# TASK TO COMPLETE
Produce a word-for-word copy of the listing below without its pictures.

# THE RECORDS
>> BEGIN

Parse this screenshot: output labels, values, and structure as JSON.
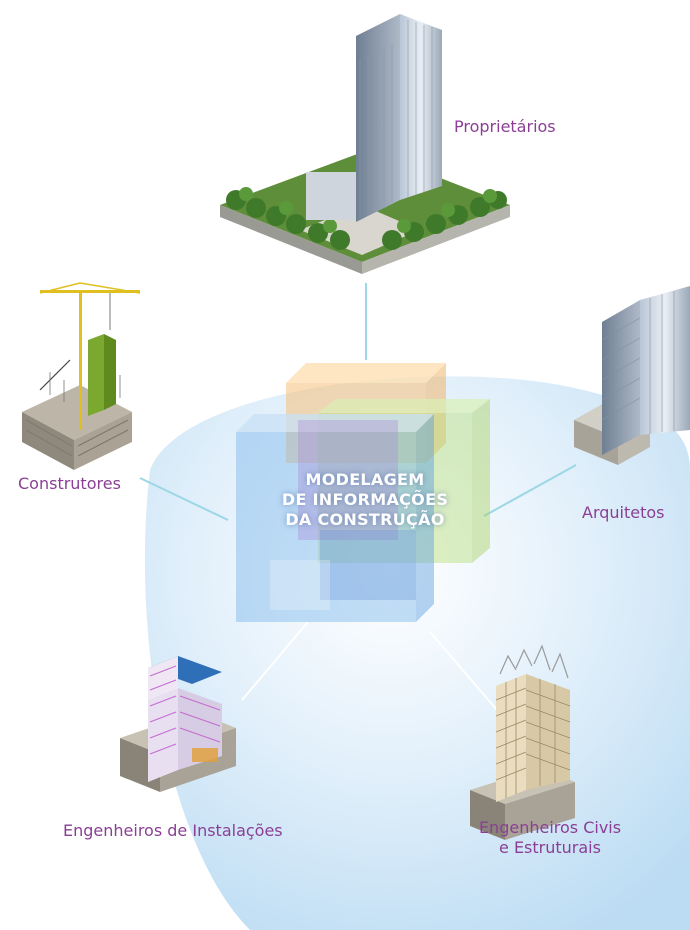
{
  "center": {
    "line1": "MODELAGEM",
    "line2": "DE INFORMAÇÕES",
    "line3": "DA CONSTRUÇÃO"
  },
  "nodes": {
    "owners": "Proprietários",
    "builders": "Construtores",
    "architects": "Arquitetos",
    "mep_engineers": "Engenheiros de Instalações",
    "structural_line1": "Engenheiros Civis",
    "structural_line2": "e Estruturais"
  },
  "colors": {
    "label": "#8a3f94",
    "connector": "#9bd7e6",
    "halo": "#cfe6f7",
    "cube_orange": "#f5c07a",
    "cube_green": "#b9de7a",
    "cube_blue": "#7ab6ec",
    "cube_purple": "#a98fd6"
  },
  "icons": {
    "owners": "office-tower-with-park-icon",
    "builders": "construction-crane-site-icon",
    "architects": "glass-skyscraper-icon",
    "mep_engineers": "building-mep-systems-icon",
    "structural": "steel-frame-tower-icon"
  }
}
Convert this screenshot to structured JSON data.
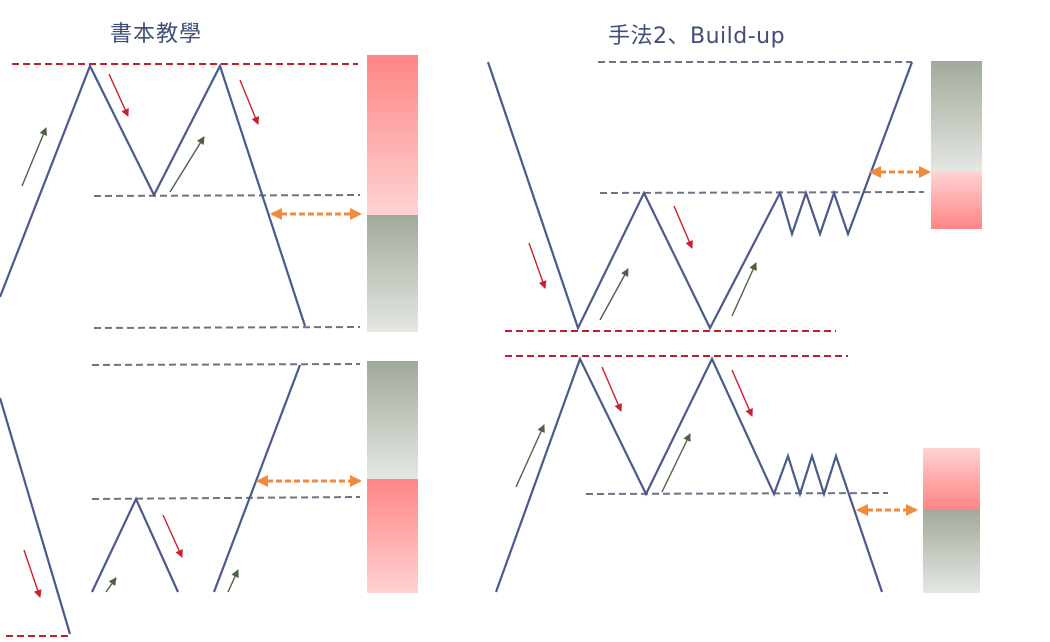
{
  "titles": {
    "left": "書本教學",
    "right": "手法2、Build-up"
  },
  "colors": {
    "price_line": "#4a5a8a",
    "red_dash": "#c0202e",
    "gray_dash": "#6d7285",
    "red_arrow": "#cc1f2c",
    "green_arrow": "#4f6045",
    "orange_arrow": "#f08a3c",
    "box_red_top": "#ff8585",
    "box_red_bottom": "#ffd0d0",
    "box_gray_top": "#a2ab9c",
    "box_gray_bottom": "#e3e6e1"
  }
}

>> END

# TASK RESULT
Parse this screenshot: output labels, values, and structure as JSON.
{
  "center": {
    "line1": "MODELAGEM",
    "line2": "DE INFORMAÇÕES",
    "line3": "DA CONSTRUÇÃO"
  },
  "nodes": {
    "owners": "Proprietários",
    "builders": "Construtores",
    "architects": "Arquitetos",
    "mep_engineers": "Engenheiros de Instalações",
    "structural_line1": "Engenheiros Civis",
    "structural_line2": "e Estruturais"
  },
  "colors": {
    "label": "#8a3f94",
    "connector": "#9bd7e6",
    "halo": "#cfe6f7",
    "cube_orange": "#f5c07a",
    "cube_green": "#b9de7a",
    "cube_blue": "#7ab6ec",
    "cube_purple": "#a98fd6"
  },
  "icons": {
    "owners": "office-tower-with-park-icon",
    "builders": "construction-crane-site-icon",
    "architects": "glass-skyscraper-icon",
    "mep_engineers": "building-mep-systems-icon",
    "structural": "steel-frame-tower-icon"
  }
}
Convert this screenshot to structured JSON data.
{
  "titles": {
    "left": "書本教學",
    "right": "手法2、Build-up"
  },
  "colors": {
    "price_line": "#4a5a8a",
    "red_dash": "#c0202e",
    "gray_dash": "#6d7285",
    "red_arrow": "#cc1f2c",
    "green_arrow": "#4f6045",
    "orange_arrow": "#f08a3c",
    "box_red_top": "#ff8585",
    "box_red_bottom": "#ffd0d0",
    "box_gray_top": "#a2ab9c",
    "box_gray_bottom": "#e3e6e1"
  }
}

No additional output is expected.